Start of STORED ROWS
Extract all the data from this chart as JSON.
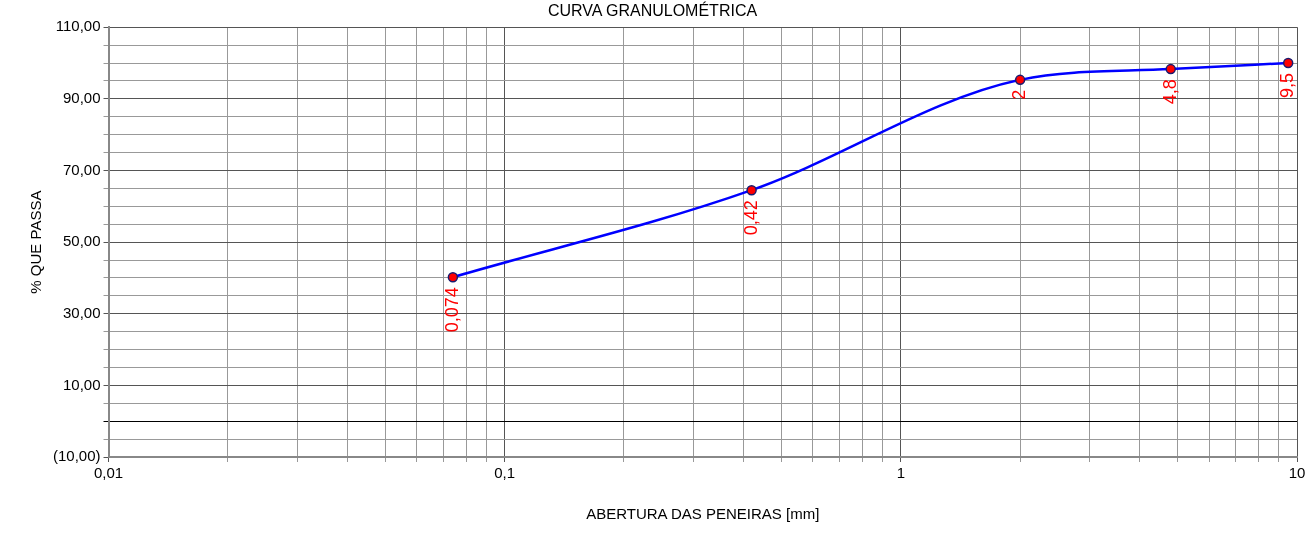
{
  "chart_data": {
    "type": "line",
    "title": "CURVA GRANULOMÉTRICA",
    "xlabel": "ABERTURA DAS PENEIRAS [mm]",
    "ylabel": "% QUE PASSA",
    "x": [
      0.074,
      0.42,
      2,
      4.8,
      9.5
    ],
    "series": [
      {
        "color": "#0000ff",
        "colors": [
          "#ff0000",
          "#ff0000",
          "#ff0000",
          "#ff0000",
          "#ff0000"
        ],
        "values": [
          40.2,
          64.5,
          95.3,
          98.3,
          100
        ]
      }
    ],
    "annotations": [
      {
        "text": "0,074",
        "x": 0.074,
        "y": 40.2
      },
      {
        "text": "0,42",
        "x": 0.42,
        "y": 64.5
      },
      {
        "text": "2",
        "x": 2,
        "y": 95.3
      },
      {
        "text": "4,8",
        "x": 4.8,
        "y": 98.3
      },
      {
        "text": "9,5",
        "x": 9.5,
        "y": 100
      }
    ],
    "log": "x",
    "xlim": [
      0.01,
      10
    ],
    "xticks": [
      {
        "value": 0.01,
        "label": "0,01"
      },
      {
        "value": 0.02,
        "label": null
      },
      {
        "value": 0.03,
        "label": null
      },
      {
        "value": 0.04,
        "label": null
      },
      {
        "value": 0.05,
        "label": null
      },
      {
        "value": 0.06,
        "label": null
      },
      {
        "value": 0.07,
        "label": null
      },
      {
        "value": 0.08,
        "label": null
      },
      {
        "value": 0.09,
        "label": null
      },
      {
        "value": 0.1,
        "label": "0,1"
      },
      {
        "value": 0.2,
        "label": null
      },
      {
        "value": 0.3,
        "label": null
      },
      {
        "value": 0.4,
        "label": null
      },
      {
        "value": 0.5,
        "label": null
      },
      {
        "value": 0.6,
        "label": null
      },
      {
        "value": 0.7,
        "label": null
      },
      {
        "value": 0.8,
        "label": null
      },
      {
        "value": 0.9,
        "label": null
      },
      {
        "value": 1,
        "label": "1"
      },
      {
        "value": 2,
        "label": null
      },
      {
        "value": 3,
        "label": null
      },
      {
        "value": 4,
        "label": null
      },
      {
        "value": 5,
        "label": null
      },
      {
        "value": 6,
        "label": null
      },
      {
        "value": 7,
        "label": null
      },
      {
        "value": 8,
        "label": null
      },
      {
        "value": 9,
        "label": null
      },
      {
        "value": 10,
        "label": "10"
      }
    ],
    "ylim": [
      -10,
      110
    ],
    "yticks": [
      {
        "value": -10,
        "label": "(10,00)"
      },
      {
        "value": -5,
        "label": null
      },
      {
        "value": 0,
        "label": null
      },
      {
        "value": 5,
        "label": null
      },
      {
        "value": 10,
        "label": "10,00"
      },
      {
        "value": 15,
        "label": null
      },
      {
        "value": 20,
        "label": null
      },
      {
        "value": 25,
        "label": null
      },
      {
        "value": 30,
        "label": "30,00"
      },
      {
        "value": 35,
        "label": null
      },
      {
        "value": 40,
        "label": null
      },
      {
        "value": 45,
        "label": null
      },
      {
        "value": 50,
        "label": "50,00"
      },
      {
        "value": 55,
        "label": null
      },
      {
        "value": 60,
        "label": null
      },
      {
        "value": 65,
        "label": null
      },
      {
        "value": 70,
        "label": "70,00"
      },
      {
        "value": 75,
        "label": null
      },
      {
        "value": 80,
        "label": null
      },
      {
        "value": 85,
        "label": null
      },
      {
        "value": 90,
        "label": "90,00"
      },
      {
        "value": 95,
        "label": null
      },
      {
        "value": 100,
        "label": null
      },
      {
        "value": 105,
        "label": null
      },
      {
        "value": 110,
        "label": "110,00"
      }
    ],
    "grid": true,
    "marker": "circle",
    "line_style": "solid",
    "legend": false
  }
}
End of STORED ROWS
> THE EXERCISE
Reproduce every entry word for word, but omit the pictures.

> WRITTEN SOLUTION
Extract all the data from this chart as JSON.
{
  "chart_data": {
    "type": "line",
    "title": "CURVA GRANULOMÉTRICA",
    "xlabel": "ABERTURA DAS PENEIRAS [mm]",
    "ylabel": "% QUE PASSA",
    "x": [
      0.074,
      0.42,
      2,
      4.8,
      9.5
    ],
    "series": [
      {
        "color": "#0000ff",
        "colors": [
          "#ff0000",
          "#ff0000",
          "#ff0000",
          "#ff0000",
          "#ff0000"
        ],
        "values": [
          40.2,
          64.5,
          95.3,
          98.3,
          100
        ]
      }
    ],
    "annotations": [
      {
        "text": "0,074",
        "x": 0.074,
        "y": 40.2
      },
      {
        "text": "0,42",
        "x": 0.42,
        "y": 64.5
      },
      {
        "text": "2",
        "x": 2,
        "y": 95.3
      },
      {
        "text": "4,8",
        "x": 4.8,
        "y": 98.3
      },
      {
        "text": "9,5",
        "x": 9.5,
        "y": 100
      }
    ],
    "log": "x",
    "xlim": [
      0.01,
      10
    ],
    "xticks": [
      {
        "value": 0.01,
        "label": "0,01"
      },
      {
        "value": 0.02,
        "label": null
      },
      {
        "value": 0.03,
        "label": null
      },
      {
        "value": 0.04,
        "label": null
      },
      {
        "value": 0.05,
        "label": null
      },
      {
        "value": 0.06,
        "label": null
      },
      {
        "value": 0.07,
        "label": null
      },
      {
        "value": 0.08,
        "label": null
      },
      {
        "value": 0.09,
        "label": null
      },
      {
        "value": 0.1,
        "label": "0,1"
      },
      {
        "value": 0.2,
        "label": null
      },
      {
        "value": 0.3,
        "label": null
      },
      {
        "value": 0.4,
        "label": null
      },
      {
        "value": 0.5,
        "label": null
      },
      {
        "value": 0.6,
        "label": null
      },
      {
        "value": 0.7,
        "label": null
      },
      {
        "value": 0.8,
        "label": null
      },
      {
        "value": 0.9,
        "label": null
      },
      {
        "value": 1,
        "label": "1"
      },
      {
        "value": 2,
        "label": null
      },
      {
        "value": 3,
        "label": null
      },
      {
        "value": 4,
        "label": null
      },
      {
        "value": 5,
        "label": null
      },
      {
        "value": 6,
        "label": null
      },
      {
        "value": 7,
        "label": null
      },
      {
        "value": 8,
        "label": null
      },
      {
        "value": 9,
        "label": null
      },
      {
        "value": 10,
        "label": "10"
      }
    ],
    "ylim": [
      -10,
      110
    ],
    "yticks": [
      {
        "value": -10,
        "label": "(10,00)"
      },
      {
        "value": -5,
        "label": null
      },
      {
        "value": 0,
        "label": null
      },
      {
        "value": 5,
        "label": null
      },
      {
        "value": 10,
        "label": "10,00"
      },
      {
        "value": 15,
        "label": null
      },
      {
        "value": 20,
        "label": null
      },
      {
        "value": 25,
        "label": null
      },
      {
        "value": 30,
        "label": "30,00"
      },
      {
        "value": 35,
        "label": null
      },
      {
        "value": 40,
        "label": null
      },
      {
        "value": 45,
        "label": null
      },
      {
        "value": 50,
        "label": "50,00"
      },
      {
        "value": 55,
        "label": null
      },
      {
        "value": 60,
        "label": null
      },
      {
        "value": 65,
        "label": null
      },
      {
        "value": 70,
        "label": "70,00"
      },
      {
        "value": 75,
        "label": null
      },
      {
        "value": 80,
        "label": null
      },
      {
        "value": 85,
        "label": null
      },
      {
        "value": 90,
        "label": "90,00"
      },
      {
        "value": 95,
        "label": null
      },
      {
        "value": 100,
        "label": null
      },
      {
        "value": 105,
        "label": null
      },
      {
        "value": 110,
        "label": "110,00"
      }
    ],
    "grid": true,
    "marker": "circle",
    "line_style": "solid",
    "legend": false
  }
}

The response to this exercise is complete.